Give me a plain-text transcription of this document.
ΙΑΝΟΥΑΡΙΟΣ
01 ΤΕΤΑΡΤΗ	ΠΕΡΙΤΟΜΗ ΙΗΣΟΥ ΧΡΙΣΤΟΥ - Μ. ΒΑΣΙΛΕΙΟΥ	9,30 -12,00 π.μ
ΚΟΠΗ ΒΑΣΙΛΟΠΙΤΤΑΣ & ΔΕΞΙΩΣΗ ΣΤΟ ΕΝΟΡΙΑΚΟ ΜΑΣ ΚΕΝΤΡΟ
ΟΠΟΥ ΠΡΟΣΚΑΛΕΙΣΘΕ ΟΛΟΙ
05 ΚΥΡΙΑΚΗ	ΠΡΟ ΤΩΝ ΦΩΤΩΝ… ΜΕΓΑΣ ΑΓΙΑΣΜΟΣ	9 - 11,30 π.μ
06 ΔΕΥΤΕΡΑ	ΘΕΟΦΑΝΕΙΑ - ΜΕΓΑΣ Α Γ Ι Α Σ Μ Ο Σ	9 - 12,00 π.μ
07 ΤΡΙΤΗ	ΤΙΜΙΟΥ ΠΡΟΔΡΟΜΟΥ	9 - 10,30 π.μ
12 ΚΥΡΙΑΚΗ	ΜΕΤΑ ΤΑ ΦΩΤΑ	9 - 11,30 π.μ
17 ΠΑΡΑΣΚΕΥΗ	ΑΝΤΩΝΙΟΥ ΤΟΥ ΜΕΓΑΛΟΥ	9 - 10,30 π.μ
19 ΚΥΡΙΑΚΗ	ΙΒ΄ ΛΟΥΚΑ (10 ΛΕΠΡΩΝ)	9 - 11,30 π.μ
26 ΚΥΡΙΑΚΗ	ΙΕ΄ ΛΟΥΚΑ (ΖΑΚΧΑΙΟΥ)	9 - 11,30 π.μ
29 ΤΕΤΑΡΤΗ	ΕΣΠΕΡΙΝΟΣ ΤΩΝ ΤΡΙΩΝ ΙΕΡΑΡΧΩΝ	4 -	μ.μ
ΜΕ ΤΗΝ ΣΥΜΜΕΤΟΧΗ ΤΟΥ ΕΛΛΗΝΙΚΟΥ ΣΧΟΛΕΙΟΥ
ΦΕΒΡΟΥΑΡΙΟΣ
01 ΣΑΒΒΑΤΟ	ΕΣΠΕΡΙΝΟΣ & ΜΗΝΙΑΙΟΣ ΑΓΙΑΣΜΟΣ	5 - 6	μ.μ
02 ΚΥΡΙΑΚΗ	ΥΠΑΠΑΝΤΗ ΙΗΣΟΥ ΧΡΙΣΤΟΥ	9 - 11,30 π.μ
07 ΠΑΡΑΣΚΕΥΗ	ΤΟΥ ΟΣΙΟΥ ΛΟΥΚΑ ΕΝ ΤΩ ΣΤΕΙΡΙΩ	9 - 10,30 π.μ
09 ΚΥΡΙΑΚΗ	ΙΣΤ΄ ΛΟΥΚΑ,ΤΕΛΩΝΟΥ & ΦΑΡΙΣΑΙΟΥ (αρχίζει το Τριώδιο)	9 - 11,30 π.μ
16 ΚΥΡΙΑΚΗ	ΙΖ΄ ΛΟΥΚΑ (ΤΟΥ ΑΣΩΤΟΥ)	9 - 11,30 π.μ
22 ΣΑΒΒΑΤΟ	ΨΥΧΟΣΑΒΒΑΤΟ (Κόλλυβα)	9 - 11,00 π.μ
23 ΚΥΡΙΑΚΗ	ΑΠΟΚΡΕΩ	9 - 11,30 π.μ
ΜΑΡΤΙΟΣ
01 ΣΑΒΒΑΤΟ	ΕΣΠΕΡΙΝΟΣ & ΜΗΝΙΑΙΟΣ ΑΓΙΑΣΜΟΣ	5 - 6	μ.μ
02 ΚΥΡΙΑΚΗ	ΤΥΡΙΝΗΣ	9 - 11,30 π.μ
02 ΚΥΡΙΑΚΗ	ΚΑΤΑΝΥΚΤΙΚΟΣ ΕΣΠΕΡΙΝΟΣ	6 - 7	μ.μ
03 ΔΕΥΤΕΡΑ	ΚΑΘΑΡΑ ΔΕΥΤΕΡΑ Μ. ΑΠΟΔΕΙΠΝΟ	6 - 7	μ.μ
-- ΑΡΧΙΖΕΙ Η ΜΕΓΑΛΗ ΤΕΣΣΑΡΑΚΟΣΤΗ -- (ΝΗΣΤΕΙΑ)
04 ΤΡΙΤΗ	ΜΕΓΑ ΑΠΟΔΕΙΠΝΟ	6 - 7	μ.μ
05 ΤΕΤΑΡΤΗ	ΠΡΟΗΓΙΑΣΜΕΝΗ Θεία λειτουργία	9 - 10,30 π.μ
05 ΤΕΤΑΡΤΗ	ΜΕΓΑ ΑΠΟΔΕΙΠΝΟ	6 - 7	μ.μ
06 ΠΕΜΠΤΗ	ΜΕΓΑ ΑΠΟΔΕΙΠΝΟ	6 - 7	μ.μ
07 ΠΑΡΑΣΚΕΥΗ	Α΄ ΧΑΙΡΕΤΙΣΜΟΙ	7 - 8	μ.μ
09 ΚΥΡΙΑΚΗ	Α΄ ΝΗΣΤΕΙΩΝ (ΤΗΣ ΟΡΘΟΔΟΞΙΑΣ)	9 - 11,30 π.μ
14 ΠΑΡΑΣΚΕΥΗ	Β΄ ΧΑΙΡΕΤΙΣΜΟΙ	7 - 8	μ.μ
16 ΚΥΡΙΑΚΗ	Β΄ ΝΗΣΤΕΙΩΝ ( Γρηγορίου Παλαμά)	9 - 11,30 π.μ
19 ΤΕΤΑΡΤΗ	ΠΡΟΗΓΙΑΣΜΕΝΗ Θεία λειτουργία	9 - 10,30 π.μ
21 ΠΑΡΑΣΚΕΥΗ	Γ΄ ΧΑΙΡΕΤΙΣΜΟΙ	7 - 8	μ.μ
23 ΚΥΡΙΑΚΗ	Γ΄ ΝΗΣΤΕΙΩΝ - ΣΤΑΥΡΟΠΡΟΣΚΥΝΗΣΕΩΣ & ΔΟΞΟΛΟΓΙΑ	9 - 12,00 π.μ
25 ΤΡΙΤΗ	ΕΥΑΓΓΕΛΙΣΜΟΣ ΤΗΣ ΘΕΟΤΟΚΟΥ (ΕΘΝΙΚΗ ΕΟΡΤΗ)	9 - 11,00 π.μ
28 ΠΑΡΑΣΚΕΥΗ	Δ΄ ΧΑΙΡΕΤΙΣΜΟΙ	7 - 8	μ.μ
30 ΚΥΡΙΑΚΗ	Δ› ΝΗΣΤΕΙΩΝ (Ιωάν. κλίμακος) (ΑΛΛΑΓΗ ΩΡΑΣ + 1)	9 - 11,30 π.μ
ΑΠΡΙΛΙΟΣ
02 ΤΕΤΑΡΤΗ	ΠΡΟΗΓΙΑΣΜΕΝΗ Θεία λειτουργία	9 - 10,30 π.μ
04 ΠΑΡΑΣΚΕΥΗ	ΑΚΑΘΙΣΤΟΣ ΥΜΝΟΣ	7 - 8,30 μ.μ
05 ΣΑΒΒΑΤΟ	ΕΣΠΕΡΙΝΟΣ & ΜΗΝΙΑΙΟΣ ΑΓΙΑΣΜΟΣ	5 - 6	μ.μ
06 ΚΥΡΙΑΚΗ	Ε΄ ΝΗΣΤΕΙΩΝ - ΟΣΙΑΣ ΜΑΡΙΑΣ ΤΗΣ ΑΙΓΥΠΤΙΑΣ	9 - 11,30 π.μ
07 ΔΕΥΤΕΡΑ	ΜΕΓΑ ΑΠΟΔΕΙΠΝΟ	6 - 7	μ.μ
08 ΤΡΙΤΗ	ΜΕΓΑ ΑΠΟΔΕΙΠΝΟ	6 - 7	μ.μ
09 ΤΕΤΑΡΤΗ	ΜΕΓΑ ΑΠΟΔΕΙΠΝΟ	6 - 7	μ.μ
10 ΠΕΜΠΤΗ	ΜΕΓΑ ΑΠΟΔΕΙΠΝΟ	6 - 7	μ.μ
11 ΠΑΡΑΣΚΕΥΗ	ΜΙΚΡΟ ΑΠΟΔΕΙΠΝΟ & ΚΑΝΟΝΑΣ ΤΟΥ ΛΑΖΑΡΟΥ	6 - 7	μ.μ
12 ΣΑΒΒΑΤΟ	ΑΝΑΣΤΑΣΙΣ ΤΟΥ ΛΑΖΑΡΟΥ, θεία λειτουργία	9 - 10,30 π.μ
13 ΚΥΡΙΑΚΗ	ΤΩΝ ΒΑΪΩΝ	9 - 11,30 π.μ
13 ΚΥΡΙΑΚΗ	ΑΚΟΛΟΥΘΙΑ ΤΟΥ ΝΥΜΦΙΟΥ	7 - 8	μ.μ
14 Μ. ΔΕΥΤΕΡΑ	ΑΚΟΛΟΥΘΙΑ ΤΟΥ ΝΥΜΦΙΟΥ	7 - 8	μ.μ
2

_What the exercise asks_
Using the listing, copy every line where the word "ΛΑΖΑΡΟΥ" shows up.

_Reply_
11 ΠΑΡΑΣΚΕΥΗ	ΜΙΚΡΟ ΑΠΟΔΕΙΠΝΟ & ΚΑΝΟΝΑΣ ΤΟΥ ΛΑΖΑΡΟΥ	6 - 7	μ.μ
12 ΣΑΒΒΑΤΟ	ΑΝΑΣΤΑΣΙΣ ΤΟΥ ΛΑΖΑΡΟΥ, θεία λειτουργία	9 - 10,30 π.μ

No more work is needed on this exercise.